• Исходный документ:
----------------

Теперь рассмотрим возражения Кихва.
Любопытно, что Кихва, знаток традиционной китайской философии, опровергает доводы конфуцианцев ссылкой на их собственные канонические сочинения. Так, раздел в защиту кармы он начинает с цитаты из «Ицзина»: «Когда человек накапливает добродетель, он получает счастливую судьбу; когда человек накапливает зло, он получает несчастья»7. Далее он пишет : «Другим примером является учение, данное в «Великом плане»8, которое говорит, что человека, следующего принципам, Небо вознаграждает пятью благословениями»9. В этом Кихва видит соответствие конфуцианских канонических сочинений буддийской концепции кармы.
Кихва признает, что жизнь людей возникает из соединения начал инь и ян, в то время как смерть является результатом их рассоединения. Однако он отрицает смерть души, приводя ряд примеров. Прежде всего это примеры из классических конфуцианских сочинений. Он приводит цитату из «Шицзина», свидетельствующую о том, что Вэнь-ван10 пребывает на небе. Также Кихва цитирует слова Конфуция: «Как одряхлел я! Как долго я во сне не видел Чжоу-гуна!»11. Кихва пишет: «Причиной того, что Конфуций привык видеть во сне Чжоу-гуна было его постоянное нахождение в Дао князя Чжоу, и он прилагал усилие, чтобы поступать соответственно ему. Поскольку его дух был настроен на Дао Чжоу-гуна, он мог видеть его во сне»12.

----------------

• Задания:
a. Определите, соответствуют ли исходному документу утверждения (i), (ii) и (iii), и к каждому ответу «да» или «нет» приведите точную цитату из исходного документа, на которой он основан. (i) Раздел в защиту кармы Кихва начинает с цитаты из «Ицзина». (ii) Кихва отрицает, что жизнь людей возникает из соединения начал инь и ян. (iii) Цитата о том, что Вэнь-ван пребывает на небе, взята из «Великого плана».
b. Выведите без изменений строки, которые следуют за исходным документом, от первой строки до строки с "trash-icon: 🗑 xyxy=(46,406,60,420)" включительно.

• Аннотации элементов страницы:

----------------

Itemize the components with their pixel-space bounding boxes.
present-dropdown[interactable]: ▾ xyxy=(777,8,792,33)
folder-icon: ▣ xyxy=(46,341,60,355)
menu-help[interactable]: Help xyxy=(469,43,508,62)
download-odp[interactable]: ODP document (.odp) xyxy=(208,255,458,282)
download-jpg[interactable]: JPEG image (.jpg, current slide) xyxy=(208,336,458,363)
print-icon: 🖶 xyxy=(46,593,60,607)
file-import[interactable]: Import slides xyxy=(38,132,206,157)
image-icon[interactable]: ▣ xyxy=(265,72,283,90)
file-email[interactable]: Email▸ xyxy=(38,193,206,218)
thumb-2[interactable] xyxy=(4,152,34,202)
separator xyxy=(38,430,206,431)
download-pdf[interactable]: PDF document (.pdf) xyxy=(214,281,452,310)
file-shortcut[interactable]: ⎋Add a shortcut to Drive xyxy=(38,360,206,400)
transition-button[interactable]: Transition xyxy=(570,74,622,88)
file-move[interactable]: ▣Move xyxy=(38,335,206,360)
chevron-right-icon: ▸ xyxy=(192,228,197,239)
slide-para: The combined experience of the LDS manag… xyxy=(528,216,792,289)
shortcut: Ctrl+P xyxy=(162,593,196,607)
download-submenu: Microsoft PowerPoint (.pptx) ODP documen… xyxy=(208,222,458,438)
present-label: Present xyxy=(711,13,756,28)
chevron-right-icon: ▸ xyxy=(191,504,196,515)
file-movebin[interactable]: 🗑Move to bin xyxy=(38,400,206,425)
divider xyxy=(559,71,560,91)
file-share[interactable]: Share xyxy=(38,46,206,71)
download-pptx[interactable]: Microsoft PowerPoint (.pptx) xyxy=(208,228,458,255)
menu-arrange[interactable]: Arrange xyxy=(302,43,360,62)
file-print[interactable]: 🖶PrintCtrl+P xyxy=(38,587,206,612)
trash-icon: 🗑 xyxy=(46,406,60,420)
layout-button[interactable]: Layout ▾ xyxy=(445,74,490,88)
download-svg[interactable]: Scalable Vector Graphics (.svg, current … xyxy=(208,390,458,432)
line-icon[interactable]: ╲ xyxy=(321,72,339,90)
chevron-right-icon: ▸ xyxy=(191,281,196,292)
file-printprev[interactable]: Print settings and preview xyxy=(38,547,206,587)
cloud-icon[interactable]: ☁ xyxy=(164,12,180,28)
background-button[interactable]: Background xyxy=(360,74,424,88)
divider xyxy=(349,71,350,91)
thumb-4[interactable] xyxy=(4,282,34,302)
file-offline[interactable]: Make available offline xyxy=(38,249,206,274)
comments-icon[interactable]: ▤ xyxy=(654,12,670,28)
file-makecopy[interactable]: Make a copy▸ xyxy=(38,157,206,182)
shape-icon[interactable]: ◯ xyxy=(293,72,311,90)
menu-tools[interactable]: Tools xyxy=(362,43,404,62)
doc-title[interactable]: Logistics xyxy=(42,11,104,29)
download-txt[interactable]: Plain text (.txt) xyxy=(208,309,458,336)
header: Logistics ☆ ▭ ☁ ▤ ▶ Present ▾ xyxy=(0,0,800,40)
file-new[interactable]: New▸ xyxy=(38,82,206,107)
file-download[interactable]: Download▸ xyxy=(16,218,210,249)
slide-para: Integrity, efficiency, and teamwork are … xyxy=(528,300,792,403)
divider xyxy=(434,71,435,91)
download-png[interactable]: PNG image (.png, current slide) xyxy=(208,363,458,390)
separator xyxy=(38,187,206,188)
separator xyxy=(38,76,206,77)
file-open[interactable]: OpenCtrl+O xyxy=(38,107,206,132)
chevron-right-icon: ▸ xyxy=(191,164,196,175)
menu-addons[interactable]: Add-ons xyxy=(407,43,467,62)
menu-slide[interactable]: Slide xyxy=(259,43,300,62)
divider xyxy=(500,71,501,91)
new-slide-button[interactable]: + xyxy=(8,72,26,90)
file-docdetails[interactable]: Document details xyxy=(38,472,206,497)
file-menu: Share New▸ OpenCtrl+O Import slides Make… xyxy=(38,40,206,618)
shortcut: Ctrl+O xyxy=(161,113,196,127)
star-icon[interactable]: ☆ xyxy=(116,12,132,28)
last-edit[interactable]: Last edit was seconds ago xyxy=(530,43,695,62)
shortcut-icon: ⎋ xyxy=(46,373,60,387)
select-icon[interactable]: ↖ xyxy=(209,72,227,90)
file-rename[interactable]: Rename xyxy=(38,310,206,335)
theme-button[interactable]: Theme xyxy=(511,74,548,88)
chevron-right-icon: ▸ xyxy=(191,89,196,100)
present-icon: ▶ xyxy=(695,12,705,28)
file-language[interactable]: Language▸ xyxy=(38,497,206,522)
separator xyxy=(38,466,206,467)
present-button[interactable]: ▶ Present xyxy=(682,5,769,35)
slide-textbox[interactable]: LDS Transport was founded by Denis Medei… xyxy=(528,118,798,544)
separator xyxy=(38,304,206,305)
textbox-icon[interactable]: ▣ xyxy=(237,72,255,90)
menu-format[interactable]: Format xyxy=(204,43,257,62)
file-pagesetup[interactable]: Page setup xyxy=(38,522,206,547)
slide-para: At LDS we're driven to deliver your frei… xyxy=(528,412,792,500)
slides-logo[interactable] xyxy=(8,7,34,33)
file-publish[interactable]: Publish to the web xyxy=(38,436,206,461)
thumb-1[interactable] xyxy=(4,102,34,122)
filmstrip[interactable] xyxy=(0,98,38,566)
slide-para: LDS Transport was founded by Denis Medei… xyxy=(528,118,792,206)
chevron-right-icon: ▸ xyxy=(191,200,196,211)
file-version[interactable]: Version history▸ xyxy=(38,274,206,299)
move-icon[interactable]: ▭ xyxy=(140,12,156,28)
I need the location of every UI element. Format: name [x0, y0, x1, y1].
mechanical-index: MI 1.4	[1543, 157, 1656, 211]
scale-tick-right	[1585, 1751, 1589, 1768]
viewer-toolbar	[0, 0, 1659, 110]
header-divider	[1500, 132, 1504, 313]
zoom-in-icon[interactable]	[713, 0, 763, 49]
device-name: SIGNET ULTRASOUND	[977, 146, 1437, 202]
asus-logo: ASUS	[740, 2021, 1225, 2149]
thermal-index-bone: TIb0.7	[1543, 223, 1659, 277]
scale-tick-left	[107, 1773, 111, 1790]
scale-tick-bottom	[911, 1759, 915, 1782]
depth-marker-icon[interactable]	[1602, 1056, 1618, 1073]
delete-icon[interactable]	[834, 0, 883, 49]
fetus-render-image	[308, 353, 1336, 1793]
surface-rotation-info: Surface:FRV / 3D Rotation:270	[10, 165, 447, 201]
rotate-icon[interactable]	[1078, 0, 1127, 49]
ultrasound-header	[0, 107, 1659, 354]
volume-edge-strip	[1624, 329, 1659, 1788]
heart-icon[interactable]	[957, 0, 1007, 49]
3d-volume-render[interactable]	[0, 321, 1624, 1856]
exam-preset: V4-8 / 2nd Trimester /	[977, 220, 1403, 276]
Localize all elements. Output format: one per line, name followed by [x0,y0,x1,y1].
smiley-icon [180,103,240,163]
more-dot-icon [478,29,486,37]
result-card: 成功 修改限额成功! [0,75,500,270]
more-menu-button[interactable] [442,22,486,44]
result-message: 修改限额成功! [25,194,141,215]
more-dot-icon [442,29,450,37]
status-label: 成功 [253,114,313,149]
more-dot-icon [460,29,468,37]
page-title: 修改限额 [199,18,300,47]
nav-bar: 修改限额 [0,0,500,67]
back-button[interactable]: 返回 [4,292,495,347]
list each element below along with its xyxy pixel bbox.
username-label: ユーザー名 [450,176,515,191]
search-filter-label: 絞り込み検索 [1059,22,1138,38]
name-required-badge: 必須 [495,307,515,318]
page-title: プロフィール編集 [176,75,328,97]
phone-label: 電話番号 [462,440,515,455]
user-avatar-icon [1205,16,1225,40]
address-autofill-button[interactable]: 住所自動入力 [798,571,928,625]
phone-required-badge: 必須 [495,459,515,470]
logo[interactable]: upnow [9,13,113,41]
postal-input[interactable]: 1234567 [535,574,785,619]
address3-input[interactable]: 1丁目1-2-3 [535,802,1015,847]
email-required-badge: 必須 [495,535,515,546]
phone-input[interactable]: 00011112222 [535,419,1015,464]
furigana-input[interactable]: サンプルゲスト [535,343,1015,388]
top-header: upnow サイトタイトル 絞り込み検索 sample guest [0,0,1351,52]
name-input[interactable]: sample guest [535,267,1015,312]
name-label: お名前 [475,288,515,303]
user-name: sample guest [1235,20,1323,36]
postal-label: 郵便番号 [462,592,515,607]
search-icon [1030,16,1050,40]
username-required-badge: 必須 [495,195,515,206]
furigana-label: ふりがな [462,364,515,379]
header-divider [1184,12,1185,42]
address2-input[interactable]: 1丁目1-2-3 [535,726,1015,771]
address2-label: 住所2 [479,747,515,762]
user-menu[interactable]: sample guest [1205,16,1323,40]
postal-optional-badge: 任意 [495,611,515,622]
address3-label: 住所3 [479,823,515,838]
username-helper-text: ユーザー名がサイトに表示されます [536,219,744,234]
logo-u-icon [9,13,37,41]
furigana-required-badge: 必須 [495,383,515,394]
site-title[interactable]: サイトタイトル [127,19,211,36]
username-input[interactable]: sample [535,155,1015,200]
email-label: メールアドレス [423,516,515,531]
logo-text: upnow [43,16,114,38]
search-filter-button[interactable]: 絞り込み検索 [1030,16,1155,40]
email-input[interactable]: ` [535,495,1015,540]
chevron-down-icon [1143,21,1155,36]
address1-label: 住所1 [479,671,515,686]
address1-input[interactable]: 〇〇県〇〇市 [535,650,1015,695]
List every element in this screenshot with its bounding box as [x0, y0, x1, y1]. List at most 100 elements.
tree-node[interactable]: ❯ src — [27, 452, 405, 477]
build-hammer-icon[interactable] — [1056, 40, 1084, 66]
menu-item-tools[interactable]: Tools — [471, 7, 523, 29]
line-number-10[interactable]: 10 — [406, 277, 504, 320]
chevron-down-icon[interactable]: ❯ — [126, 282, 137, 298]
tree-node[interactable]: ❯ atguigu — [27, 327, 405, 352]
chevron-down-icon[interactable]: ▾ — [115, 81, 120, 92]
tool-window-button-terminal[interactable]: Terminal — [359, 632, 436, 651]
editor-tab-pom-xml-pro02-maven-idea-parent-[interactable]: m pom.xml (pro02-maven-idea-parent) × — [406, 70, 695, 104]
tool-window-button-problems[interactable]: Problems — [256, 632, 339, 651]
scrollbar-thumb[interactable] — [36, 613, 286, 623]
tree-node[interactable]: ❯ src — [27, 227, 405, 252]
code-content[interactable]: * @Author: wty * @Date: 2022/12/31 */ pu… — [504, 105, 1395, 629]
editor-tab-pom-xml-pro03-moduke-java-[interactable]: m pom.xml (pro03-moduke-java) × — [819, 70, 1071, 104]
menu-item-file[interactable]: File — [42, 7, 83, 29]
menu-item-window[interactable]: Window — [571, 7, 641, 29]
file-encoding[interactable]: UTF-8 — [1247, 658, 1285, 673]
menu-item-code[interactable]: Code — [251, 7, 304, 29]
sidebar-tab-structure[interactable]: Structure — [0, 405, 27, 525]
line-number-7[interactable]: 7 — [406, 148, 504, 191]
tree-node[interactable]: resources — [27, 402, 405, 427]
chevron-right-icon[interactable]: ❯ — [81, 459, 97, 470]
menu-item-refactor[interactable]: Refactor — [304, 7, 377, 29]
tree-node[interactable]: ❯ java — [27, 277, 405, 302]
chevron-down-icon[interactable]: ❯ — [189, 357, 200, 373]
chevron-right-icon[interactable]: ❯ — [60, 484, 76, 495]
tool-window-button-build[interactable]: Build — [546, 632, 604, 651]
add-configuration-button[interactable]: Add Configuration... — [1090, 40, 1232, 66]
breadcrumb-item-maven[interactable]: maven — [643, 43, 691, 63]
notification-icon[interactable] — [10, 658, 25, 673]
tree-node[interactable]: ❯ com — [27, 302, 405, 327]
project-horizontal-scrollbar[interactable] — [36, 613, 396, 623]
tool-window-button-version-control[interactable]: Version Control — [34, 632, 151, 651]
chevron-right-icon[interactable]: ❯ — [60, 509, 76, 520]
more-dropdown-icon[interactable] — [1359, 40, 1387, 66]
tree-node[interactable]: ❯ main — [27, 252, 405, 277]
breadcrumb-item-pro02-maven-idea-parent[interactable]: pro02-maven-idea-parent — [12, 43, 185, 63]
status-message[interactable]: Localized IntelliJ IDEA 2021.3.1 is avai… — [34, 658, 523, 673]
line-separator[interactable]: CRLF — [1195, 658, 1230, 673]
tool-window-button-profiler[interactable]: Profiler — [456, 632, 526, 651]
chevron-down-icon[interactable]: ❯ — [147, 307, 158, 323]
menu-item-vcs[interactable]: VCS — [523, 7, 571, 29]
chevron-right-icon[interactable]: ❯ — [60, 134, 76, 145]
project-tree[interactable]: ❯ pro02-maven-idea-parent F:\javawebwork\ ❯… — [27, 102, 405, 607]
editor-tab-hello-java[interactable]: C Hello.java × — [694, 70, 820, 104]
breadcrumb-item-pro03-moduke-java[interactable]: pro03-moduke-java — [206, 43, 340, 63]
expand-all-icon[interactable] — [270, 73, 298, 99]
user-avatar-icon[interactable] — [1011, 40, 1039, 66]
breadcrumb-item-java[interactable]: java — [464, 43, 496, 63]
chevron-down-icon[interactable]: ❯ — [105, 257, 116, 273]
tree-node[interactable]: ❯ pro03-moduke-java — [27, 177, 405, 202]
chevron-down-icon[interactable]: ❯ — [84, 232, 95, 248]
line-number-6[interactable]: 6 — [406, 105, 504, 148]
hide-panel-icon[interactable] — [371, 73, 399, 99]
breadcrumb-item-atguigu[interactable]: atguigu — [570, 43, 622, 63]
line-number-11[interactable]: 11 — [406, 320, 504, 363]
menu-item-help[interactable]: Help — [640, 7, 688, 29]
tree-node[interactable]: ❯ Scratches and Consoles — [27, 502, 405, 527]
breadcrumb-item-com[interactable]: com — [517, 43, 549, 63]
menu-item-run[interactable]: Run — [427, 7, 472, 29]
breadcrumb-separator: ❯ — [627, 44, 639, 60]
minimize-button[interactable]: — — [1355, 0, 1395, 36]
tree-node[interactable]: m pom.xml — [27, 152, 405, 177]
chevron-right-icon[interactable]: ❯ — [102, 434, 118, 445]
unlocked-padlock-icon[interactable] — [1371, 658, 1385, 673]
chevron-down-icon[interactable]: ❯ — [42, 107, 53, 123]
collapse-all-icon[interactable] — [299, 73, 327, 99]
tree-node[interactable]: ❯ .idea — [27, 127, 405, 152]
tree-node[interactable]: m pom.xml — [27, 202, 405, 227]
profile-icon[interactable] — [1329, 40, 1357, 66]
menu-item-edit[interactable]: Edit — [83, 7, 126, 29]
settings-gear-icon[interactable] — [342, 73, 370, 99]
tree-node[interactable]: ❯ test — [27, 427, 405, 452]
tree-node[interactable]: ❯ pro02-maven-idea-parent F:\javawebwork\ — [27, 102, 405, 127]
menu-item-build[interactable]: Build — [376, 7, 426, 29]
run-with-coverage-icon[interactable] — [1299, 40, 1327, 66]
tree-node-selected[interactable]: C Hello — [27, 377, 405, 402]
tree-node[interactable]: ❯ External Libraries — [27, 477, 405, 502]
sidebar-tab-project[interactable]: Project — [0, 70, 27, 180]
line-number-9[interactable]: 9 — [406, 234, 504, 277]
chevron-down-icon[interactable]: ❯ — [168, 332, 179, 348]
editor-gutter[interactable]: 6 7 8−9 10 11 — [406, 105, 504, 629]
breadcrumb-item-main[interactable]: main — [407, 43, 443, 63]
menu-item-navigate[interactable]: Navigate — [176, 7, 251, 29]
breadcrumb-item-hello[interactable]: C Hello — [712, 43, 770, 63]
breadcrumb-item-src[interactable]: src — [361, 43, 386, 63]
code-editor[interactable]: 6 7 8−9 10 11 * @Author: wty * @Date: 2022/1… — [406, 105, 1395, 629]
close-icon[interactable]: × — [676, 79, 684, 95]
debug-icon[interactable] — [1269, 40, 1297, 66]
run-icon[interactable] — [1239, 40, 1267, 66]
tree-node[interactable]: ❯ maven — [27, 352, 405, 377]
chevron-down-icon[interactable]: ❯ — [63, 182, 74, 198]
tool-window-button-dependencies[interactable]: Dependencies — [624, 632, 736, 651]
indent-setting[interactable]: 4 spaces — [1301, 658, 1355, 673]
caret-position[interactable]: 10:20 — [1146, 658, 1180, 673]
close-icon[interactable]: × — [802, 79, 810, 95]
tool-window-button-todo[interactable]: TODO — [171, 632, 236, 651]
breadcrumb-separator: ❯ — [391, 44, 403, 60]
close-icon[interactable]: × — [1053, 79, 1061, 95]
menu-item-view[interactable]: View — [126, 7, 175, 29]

----------------

• Решения:
a.
(i) Да: «раздел в защиту кармы он начинает с цитаты из «Ицзина»».
(ii) Нет: «Кихва признает, что жизнь людей возникает из соединения начал инь и ян».
(iii) Нет: «Он приводит цитату из «Шицзина», свидетельствующую о том, что Вэнь-ван».

b.
Itemize the components with their pixel-space bounding boxes.
present-dropdown[interactable]: ▾ xyxy=(777,8,792,33)
folder-icon: ▣ xyxy=(46,341,60,355)
menu-help[interactable]: Help xyxy=(469,43,508,62)
download-odp[interactable]: ODP document (.odp) xyxy=(208,255,458,282)
download-jpg[interactable]: JPEG image (.jpg, current slide) xyxy=(208,336,458,363)
print-icon: 🖶 xyxy=(46,593,60,607)
file-import[interactable]: Import slides xyxy=(38,132,206,157)
image-icon[interactable]: ▣ xyxy=(265,72,283,90)
file-email[interactable]: Email▸ xyxy=(38,193,206,218)
thumb-2[interactable] xyxy=(4,152,34,202)
separator xyxy=(38,430,206,431)
download-pdf[interactable]: PDF document (.pdf) xyxy=(214,281,452,310)
file-shortcut[interactable]: ⎋Add a shortcut to Drive xyxy=(38,360,206,400)
transition-button[interactable]: Transition xyxy=(570,74,622,88)
file-move[interactable]: ▣Move xyxy=(38,335,206,360)
chevron-right-icon: ▸ xyxy=(192,228,197,239)
slide-para: The combined experience of the LDS manag… xyxy=(528,216,792,289)
shortcut: Ctrl+P xyxy=(162,593,196,607)
download-submenu: Microsoft PowerPoint (.pptx) ODP documen… xyxy=(208,222,458,438)
present-label: Present xyxy=(711,13,756,28)
chevron-right-icon: ▸ xyxy=(191,504,196,515)
file-movebin[interactable]: 🗑Move to bin xyxy=(38,400,206,425)
divider xyxy=(559,71,560,91)
file-share[interactable]: Share xyxy=(38,46,206,71)
download-pptx[interactable]: Microsoft PowerPoint (.pptx) xyxy=(208,228,458,255)
menu-arrange[interactable]: Arrange xyxy=(302,43,360,62)
file-print[interactable]: 🖶PrintCtrl+P xyxy=(38,587,206,612)
trash-icon: 🗑 xyxy=(46,406,60,420)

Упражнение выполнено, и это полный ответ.